____ Data for processing
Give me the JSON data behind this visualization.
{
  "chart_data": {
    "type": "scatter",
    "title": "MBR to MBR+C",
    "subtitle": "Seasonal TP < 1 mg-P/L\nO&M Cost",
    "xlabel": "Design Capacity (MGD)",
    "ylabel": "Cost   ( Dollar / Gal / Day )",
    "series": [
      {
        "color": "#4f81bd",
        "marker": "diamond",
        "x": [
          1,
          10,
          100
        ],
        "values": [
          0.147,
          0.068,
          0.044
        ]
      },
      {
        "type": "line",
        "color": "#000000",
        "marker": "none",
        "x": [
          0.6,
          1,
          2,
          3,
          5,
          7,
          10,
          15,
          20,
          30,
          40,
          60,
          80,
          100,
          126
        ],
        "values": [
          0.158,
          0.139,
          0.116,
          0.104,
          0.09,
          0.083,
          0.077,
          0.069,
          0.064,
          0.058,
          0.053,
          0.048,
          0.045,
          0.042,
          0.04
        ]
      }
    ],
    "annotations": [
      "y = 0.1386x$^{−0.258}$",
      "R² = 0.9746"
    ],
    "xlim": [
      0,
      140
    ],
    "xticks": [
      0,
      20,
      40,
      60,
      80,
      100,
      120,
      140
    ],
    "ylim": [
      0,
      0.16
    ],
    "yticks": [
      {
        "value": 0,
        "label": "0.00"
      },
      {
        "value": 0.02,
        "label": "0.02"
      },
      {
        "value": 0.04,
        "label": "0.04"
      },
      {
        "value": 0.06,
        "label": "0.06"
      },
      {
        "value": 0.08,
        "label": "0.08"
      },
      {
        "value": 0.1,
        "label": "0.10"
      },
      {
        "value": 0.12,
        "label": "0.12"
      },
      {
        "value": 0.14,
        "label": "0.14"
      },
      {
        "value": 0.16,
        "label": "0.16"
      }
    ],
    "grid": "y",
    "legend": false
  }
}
________
## What is expected:
Copy the material above back out, exactly as written.

## Correct output:
Give me the JSON data behind this visualization.
{
  "chart_data": {
    "type": "scatter",
    "title": "MBR to MBR+C",
    "subtitle": "Seasonal TP < 1 mg-P/L\nO&M Cost",
    "xlabel": "Design Capacity (MGD)",
    "ylabel": "Cost   ( Dollar / Gal / Day )",
    "series": [
      {
        "color": "#4f81bd",
        "marker": "diamond",
        "x": [
          1,
          10,
          100
        ],
        "values": [
          0.147,
          0.068,
          0.044
        ]
      },
      {
        "type": "line",
        "color": "#000000",
        "marker": "none",
        "x": [
          0.6,
          1,
          2,
          3,
          5,
          7,
          10,
          15,
          20,
          30,
          40,
          60,
          80,
          100,
          126
        ],
        "values": [
          0.158,
          0.139,
          0.116,
          0.104,
          0.09,
          0.083,
          0.077,
          0.069,
          0.064,
          0.058,
          0.053,
          0.048,
          0.045,
          0.042,
          0.04
        ]
      }
    ],
    "annotations": [
      "y = 0.1386x$^{−0.258}$",
      "R² = 0.9746"
    ],
    "xlim": [
      0,
      140
    ],
    "xticks": [
      0,
      20,
      40,
      60,
      80,
      100,
      120,
      140
    ],
    "ylim": [
      0,
      0.16
    ],
    "yticks": [
      {
        "value": 0,
        "label": "0.00"
      },
      {
        "value": 0.02,
        "label": "0.02"
      },
      {
        "value": 0.04,
        "label": "0.04"
      },
      {
        "value": 0.06,
        "label": "0.06"
      },
      {
        "value": 0.08,
        "label": "0.08"
      },
      {
        "value": 0.1,
        "label": "0.10"
      },
      {
        "value": 0.12,
        "label": "0.12"
      },
      {
        "value": 0.14,
        "label": "0.14"
      },
      {
        "value": 0.16,
        "label": "0.16"
      }
    ],
    "grid": "y",
    "legend": false
  }
}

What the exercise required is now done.